--- BEGIN Record set ---
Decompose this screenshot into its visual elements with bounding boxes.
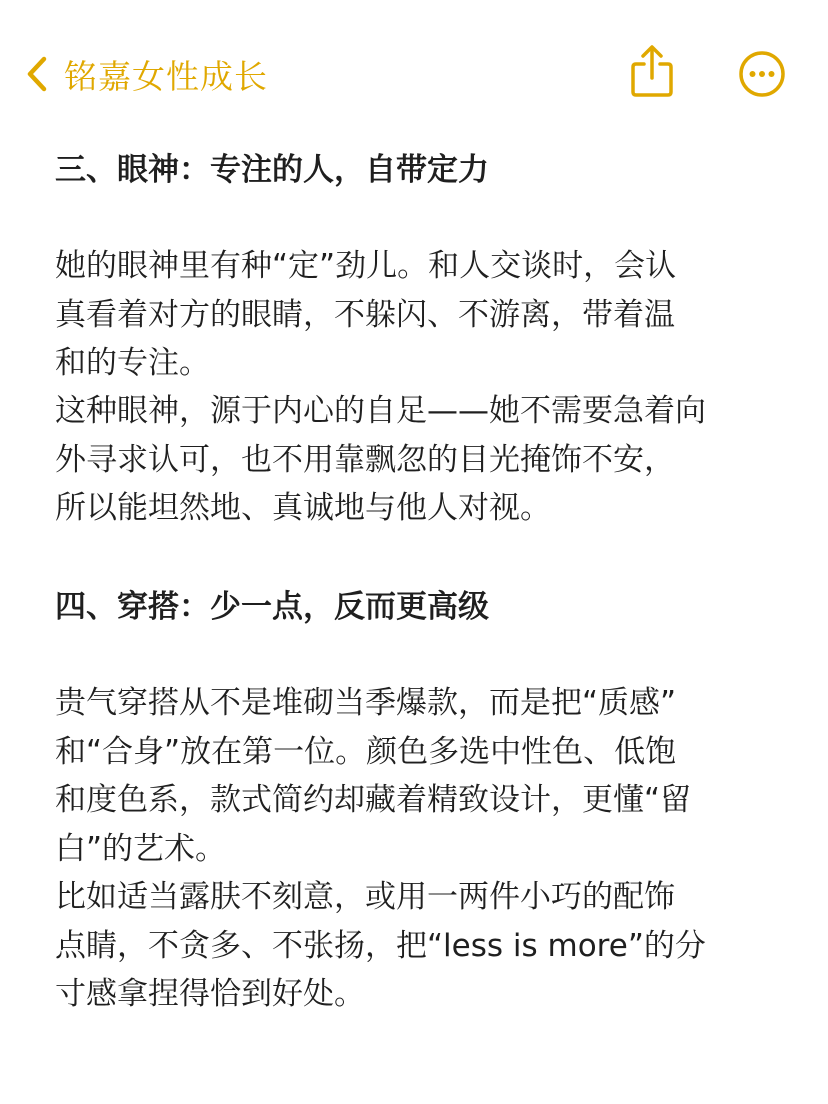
paragraph-line: 和度色系，款式简约却藏着精致设计，更懂“留 <box>55 782 692 818</box>
paragraph-line: 和“合身”放在第一位。颜色多选中性色、低饱 <box>55 733 677 770</box>
paragraph-line: 贵气穿搭从不是堆砌当季爆款，而是把“质感” <box>55 685 677 721</box>
section-4-paragraph-2 <box>55 873 706 1019</box>
section-3-paragraph-2 <box>55 387 706 533</box>
paragraph-line: 真看着对方的眼睛，不躲闪、不游离，带着温 <box>55 296 675 333</box>
paragraph-line: 寸感拿捏得恰到好处。 <box>55 976 365 1012</box>
chevron-left-icon <box>22 54 52 94</box>
section-4-heading: 四、穿搭：少一点，反而更高级 <box>55 589 489 625</box>
back-button[interactable] <box>22 48 268 100</box>
paragraph-line: 白”的艺术。 <box>55 830 227 867</box>
share-icon[interactable] <box>630 44 674 98</box>
navigation-bar <box>0 0 828 148</box>
paragraph-line: 这种眼神，源于内心的自足——她不需要急着向 <box>55 393 706 429</box>
paragraph-line: 外寻求认可，也不用靠飘忽的目光掩饰不安， <box>55 441 675 478</box>
paragraph-line: 所以能坦然地、真诚地与他人对视。 <box>55 490 551 526</box>
paragraph-line: 和的专注。 <box>55 345 210 381</box>
back-label: 铭嘉女性成长 <box>64 56 268 96</box>
paragraph-line: 点睛，不贪多、不张扬，把“less is more”的分 <box>55 927 706 964</box>
section-4-paragraph-1 <box>55 679 691 873</box>
section-3-paragraph-1 <box>55 242 676 388</box>
more-options-icon[interactable] <box>738 50 786 98</box>
section-3-heading: 三、眼神：专注的人，自带定力 <box>55 152 489 188</box>
paragraph-line: 比如适当露肤不刻意，或用一两件小巧的配饰 <box>55 879 675 915</box>
paragraph-line: 她的眼神里有种“定”劲儿。和人交谈时，会认 <box>55 248 677 284</box>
--- END Record set ---
== Challenge ==
Transcribe every line of the records above character for character, and leave out any picture.

== The output ==
Decompose this screenshot into its visual elements with bounding boxes.
paragraph-line: 和度色系，款式简约却藏着精致设计，更懂“留 <box>55 782 692 818</box>
paragraph-line: 和“合身”放在第一位。颜色多选中性色、低饱 <box>55 733 677 770</box>
paragraph-line: 贵气穿搭从不是堆砌当季爆款，而是把“质感” <box>55 685 677 721</box>
section-4-paragraph-2 <box>55 873 706 1019</box>
section-3-paragraph-2 <box>55 387 706 533</box>
paragraph-line: 真看着对方的眼睛，不躲闪、不游离，带着温 <box>55 296 675 333</box>
paragraph-line: 寸感拿捏得恰到好处。 <box>55 976 365 1012</box>
chevron-left-icon <box>22 54 52 94</box>
section-4-heading: 四、穿搭：少一点，反而更高级 <box>55 589 489 625</box>
back-button[interactable] <box>22 48 268 100</box>
paragraph-line: 白”的艺术。 <box>55 830 227 867</box>
share-icon[interactable] <box>630 44 674 98</box>
navigation-bar <box>0 0 828 148</box>
paragraph-line: 这种眼神，源于内心的自足——她不需要急着向 <box>55 393 706 429</box>
paragraph-line: 外寻求认可，也不用靠飘忽的目光掩饰不安， <box>55 441 675 478</box>
paragraph-line: 所以能坦然地、真诚地与他人对视。 <box>55 490 551 526</box>
paragraph-line: 和的专注。 <box>55 345 210 381</box>
back-label: 铭嘉女性成长 <box>64 56 268 96</box>
paragraph-line: 点睛，不贪多、不张扬，把“less is more”的分 <box>55 927 706 964</box>
section-4-paragraph-1 <box>55 679 691 873</box>
section-3-paragraph-1 <box>55 242 676 388</box>
more-options-icon[interactable] <box>738 50 786 98</box>
section-3-heading: 三、眼神：专注的人，自带定力 <box>55 152 489 188</box>
paragraph-line: 比如适当露肤不刻意，或用一两件小巧的配饰 <box>55 879 675 915</box>
paragraph-line: 她的眼神里有种“定”劲儿。和人交谈时，会认 <box>55 248 677 284</box>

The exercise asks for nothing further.